### What the task requires:
Repeat the listing in full, preserving every character.

### Items listed in a dataset:
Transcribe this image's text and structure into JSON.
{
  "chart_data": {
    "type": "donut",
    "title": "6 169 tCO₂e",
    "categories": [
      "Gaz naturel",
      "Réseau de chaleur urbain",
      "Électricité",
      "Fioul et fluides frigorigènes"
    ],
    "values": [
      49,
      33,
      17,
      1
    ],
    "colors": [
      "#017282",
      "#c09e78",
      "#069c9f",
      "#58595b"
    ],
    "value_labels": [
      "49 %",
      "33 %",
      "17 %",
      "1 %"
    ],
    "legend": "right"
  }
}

### Result for this task:
Transcribe this image's text and structure into JSON.
{
  "chart_data": {
    "type": "donut",
    "title": "6 169 tCO₂e",
    "categories": [
      "Gaz naturel",
      "Réseau de chaleur urbain",
      "Électricité",
      "Fioul et fluides frigorigènes"
    ],
    "values": [
      49,
      33,
      17,
      1
    ],
    "colors": [
      "#017282",
      "#c09e78",
      "#069c9f",
      "#58595b"
    ],
    "value_labels": [
      "49 %",
      "33 %",
      "17 %",
      "1 %"
    ],
    "legend": "right"
  }
}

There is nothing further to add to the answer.